● **SELECTED PASSAGE**:
--- START ---
BP gain pushes FTSE up

Embattled oil major BP soared 5% today as investors cheered the prospect of a change at the top ahead of Tony Hayward's expected departure.

Embattled oil major BP soared 5% today as investors cheered the prospect of a change at the top ahead of Tony Hayward's expected departure.

The group was one of the biggest risers on the FTSE 100 Index, which closed 38.5 points higher at 5351.1.

The Footsie was given late-session momentum after the Dow Jones Industrial Average on Wall Street rose following an earnings upgrade from FedEx and positive new US homes sales data.

BP was in the limelight on both sides of the Atlantic, as the group told the City that "no final decision" had been made on boss Mr Hayward's future as it prepared for a board meeting on Monday evening.

Speculation linked American managing director Bob Dudley to the chief executive post and BP shares were 18.4p higher at 417p as investors hoped the appointment would help the company move forward after the oil spill disaster.

But the firm's second quarter results on Tuesday are likely to make for painful reading, revealing provisions running into tens of billions of dollars for the Gulf of Mexico spill.

Banks also dominated the blue-chip risers board after the UK's "big four" - Barclays, HSBC and part-nationalised Lloyds Banking Group and Royal Bank of Scotland - emerged unscathed from Friday's European stress test result.

Barclays rose 13.7p to 315.7p, Lloyds lifted 2.5p to 66p and Royal Bank of Scotland added 1.3p to 46.7p.

The stress test results helped boost confidence in the UK and the pound, with sterling hitting a three month high against the dollar at one stage today, up 0.3% to 1.55 dollars.

Other risers in the top flight included FT and Penguin owner Pearson after it upgraded its outlook for 2010 on the back of better-than-expected half-year results.

Figures were helped by a strong performance in educational publishing, while its FT operation saw a welcome return to advertising revenue growth in the first half. Shares were 6% higher, up 56p to 1029p.

But further progress on the FTSE 100 was held back by declines amid mining stocks and drug firms.

GlaxoSmithKline fell 15p to 1172p after a report at the weekend suggested the firm was interested in a takeover of struggling US biotechnology company Genzyme.

Fellow drugmaker AstraZeneca was also lower, down 20.5p at 3126p ahead of its half-year results later this week.

Among miners in the red, silver group Fresnillo was one of the worst hit, down 28p at 1063p.

Household goods giant Reckitt Benckiser was another faller, down 3p at 3333p, after revealing its first ever quarter-on-quarter drop in underlying sales in Europe.

Outside the top flight, there was a further slump for social housing firm Connaught after it revealed it will breach its banking covenants.

It is in talks with lenders about securing additional funding, which it said is urgently required to meet current and ongoing business needs. Shares dived 69% or 70.6p to 31.5p.

The biggest Footsie risers were Pearson up 56p at 1029p, Tullow Oil ahead 60p to 1239p, BP up 18.4p at 417p and Barclays up 13.7p at 315.7p.

The biggest Footsie fallers were African Barrick Gold down 24p to 550p, Fresnillo off 28p to 1063p, Arm Holdings down 7.2p to 346.1p and Smith & Nephew down 10p to 546p.
--- END ---
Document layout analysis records
--- START ---
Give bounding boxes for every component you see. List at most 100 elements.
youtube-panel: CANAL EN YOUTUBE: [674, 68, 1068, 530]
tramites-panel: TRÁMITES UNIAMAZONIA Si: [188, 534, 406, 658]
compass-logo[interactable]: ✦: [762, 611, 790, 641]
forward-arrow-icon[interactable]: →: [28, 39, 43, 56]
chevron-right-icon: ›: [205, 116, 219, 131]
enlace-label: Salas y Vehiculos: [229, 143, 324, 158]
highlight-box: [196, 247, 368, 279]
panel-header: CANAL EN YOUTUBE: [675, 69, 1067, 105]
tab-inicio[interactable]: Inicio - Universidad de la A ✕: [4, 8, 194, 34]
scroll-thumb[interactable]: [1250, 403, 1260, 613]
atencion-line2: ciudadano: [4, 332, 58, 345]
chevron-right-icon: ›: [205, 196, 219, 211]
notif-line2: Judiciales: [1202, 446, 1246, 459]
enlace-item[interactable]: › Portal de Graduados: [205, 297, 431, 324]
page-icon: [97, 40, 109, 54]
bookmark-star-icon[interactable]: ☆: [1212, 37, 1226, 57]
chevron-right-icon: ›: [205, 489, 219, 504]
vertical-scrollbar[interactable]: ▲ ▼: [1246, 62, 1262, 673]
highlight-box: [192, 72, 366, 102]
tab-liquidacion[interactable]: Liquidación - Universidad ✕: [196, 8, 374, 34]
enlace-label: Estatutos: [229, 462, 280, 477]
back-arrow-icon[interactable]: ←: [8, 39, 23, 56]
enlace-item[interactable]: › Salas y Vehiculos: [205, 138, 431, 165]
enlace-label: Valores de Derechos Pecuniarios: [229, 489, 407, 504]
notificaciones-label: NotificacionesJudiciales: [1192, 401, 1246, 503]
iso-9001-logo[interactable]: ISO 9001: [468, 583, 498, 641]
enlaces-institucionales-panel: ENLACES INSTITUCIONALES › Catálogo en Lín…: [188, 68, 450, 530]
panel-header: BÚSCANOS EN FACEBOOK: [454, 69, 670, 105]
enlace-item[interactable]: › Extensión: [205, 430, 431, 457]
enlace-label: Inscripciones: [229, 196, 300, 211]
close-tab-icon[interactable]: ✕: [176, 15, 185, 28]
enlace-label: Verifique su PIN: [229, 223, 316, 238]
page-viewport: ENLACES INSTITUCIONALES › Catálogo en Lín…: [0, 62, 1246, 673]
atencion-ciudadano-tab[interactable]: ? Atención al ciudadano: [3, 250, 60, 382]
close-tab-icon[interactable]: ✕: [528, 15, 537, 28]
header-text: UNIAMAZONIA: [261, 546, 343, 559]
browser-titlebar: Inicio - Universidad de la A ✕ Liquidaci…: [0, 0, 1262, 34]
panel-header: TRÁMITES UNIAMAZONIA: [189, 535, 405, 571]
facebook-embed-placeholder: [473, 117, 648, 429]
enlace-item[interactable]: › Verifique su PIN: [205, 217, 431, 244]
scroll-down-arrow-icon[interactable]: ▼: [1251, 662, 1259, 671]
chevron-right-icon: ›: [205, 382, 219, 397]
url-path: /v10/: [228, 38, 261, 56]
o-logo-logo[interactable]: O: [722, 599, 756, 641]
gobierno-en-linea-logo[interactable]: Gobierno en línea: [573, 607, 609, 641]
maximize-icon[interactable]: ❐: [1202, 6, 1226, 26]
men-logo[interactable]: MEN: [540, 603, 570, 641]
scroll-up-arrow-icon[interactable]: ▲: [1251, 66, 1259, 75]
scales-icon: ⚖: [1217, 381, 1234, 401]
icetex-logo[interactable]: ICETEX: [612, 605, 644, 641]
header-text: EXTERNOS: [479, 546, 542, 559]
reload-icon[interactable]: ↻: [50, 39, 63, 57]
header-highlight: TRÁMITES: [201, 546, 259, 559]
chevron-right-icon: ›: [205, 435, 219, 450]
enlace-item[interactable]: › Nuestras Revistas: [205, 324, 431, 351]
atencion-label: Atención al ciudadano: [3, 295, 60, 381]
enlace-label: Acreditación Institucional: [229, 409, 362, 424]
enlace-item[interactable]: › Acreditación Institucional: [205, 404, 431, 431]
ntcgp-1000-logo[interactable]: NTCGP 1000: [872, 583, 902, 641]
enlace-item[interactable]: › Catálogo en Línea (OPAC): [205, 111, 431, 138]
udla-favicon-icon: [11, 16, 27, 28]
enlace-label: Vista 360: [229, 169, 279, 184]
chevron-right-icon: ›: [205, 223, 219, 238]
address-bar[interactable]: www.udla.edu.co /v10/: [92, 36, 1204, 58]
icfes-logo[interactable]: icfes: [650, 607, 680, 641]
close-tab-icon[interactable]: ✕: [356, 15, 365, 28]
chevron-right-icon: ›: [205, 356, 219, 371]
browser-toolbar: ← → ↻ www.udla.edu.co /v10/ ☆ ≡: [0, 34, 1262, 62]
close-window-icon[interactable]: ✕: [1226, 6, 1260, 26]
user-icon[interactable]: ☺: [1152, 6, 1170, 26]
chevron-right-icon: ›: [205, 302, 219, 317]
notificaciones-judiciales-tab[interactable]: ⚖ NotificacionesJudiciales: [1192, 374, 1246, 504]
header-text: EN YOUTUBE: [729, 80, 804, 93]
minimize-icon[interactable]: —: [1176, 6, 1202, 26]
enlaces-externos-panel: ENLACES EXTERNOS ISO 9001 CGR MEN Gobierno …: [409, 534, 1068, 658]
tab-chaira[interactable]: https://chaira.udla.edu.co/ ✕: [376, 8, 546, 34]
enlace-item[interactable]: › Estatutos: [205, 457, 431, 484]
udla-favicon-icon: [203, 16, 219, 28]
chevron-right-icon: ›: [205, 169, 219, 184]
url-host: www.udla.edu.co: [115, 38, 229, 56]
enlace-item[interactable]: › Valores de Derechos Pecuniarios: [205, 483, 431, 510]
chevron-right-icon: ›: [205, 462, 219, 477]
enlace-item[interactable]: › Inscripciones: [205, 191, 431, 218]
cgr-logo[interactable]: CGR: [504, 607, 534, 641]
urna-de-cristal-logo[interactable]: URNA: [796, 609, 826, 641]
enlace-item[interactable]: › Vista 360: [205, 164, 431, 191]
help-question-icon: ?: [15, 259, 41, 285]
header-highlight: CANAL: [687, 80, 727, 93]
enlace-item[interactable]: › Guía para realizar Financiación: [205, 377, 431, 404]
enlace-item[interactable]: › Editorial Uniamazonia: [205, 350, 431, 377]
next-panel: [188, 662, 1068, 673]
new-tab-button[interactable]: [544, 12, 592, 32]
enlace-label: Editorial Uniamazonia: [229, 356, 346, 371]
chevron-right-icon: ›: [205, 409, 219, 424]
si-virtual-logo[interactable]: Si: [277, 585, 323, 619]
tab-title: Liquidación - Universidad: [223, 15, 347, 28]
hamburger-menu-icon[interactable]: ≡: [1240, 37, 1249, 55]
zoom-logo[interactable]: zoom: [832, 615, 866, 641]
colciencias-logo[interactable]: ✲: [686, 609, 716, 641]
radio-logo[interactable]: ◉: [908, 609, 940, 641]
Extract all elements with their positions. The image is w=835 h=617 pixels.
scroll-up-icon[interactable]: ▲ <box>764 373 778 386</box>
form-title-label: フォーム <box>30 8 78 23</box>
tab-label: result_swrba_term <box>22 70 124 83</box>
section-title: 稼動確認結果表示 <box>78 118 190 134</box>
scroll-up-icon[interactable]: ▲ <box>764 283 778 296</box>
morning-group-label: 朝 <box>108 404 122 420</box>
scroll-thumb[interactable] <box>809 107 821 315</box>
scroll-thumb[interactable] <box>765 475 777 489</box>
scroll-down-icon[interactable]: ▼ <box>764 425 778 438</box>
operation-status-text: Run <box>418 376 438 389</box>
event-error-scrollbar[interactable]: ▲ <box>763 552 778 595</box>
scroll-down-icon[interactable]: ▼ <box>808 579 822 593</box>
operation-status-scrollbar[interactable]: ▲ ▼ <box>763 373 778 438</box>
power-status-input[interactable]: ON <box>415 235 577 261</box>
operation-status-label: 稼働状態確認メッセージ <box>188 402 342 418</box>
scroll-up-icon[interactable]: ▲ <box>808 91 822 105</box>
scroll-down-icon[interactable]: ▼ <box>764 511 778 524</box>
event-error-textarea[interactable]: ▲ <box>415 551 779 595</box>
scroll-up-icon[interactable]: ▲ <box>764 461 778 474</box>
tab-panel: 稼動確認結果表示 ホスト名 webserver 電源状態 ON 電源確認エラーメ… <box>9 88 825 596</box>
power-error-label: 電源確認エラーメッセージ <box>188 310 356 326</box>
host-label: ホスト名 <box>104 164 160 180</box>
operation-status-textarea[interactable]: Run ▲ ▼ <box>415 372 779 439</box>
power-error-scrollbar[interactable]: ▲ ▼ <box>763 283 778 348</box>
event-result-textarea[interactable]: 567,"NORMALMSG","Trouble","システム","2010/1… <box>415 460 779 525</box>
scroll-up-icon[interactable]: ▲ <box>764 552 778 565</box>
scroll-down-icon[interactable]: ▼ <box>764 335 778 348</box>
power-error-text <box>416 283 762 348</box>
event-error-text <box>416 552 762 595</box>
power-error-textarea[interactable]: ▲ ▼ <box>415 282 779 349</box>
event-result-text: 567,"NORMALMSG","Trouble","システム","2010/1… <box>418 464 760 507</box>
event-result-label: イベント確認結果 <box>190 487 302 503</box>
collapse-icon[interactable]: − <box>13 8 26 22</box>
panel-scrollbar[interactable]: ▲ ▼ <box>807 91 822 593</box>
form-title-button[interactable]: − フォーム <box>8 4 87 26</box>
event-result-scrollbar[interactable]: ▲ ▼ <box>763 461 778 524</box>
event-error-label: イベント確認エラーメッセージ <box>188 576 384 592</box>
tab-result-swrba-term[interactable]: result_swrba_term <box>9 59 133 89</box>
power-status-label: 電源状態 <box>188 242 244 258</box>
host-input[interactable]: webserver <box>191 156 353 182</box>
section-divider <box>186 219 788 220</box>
--- END ---
● **YOUR OBJECTIVE**:
Reproduce verbatim the portion of the report on BP and the FTSE between "The group was" and "on Monday evening.", inclusive.

● **SOLUTION**:
The group was one of the biggest risers on the FTSE 100 Index, which closed 38.5 points higher at 5351.1.

The Footsie was given late-session momentum after the Dow Jones Industrial Average on Wall Street rose following an earnings upgrade from FedEx and positive new US homes sales data.

BP was in the limelight on both sides of the Atlantic, as the group told the City that "no final decision" had been made on boss Mr Hayward's future as it prepared for a board meeting on Monday evening.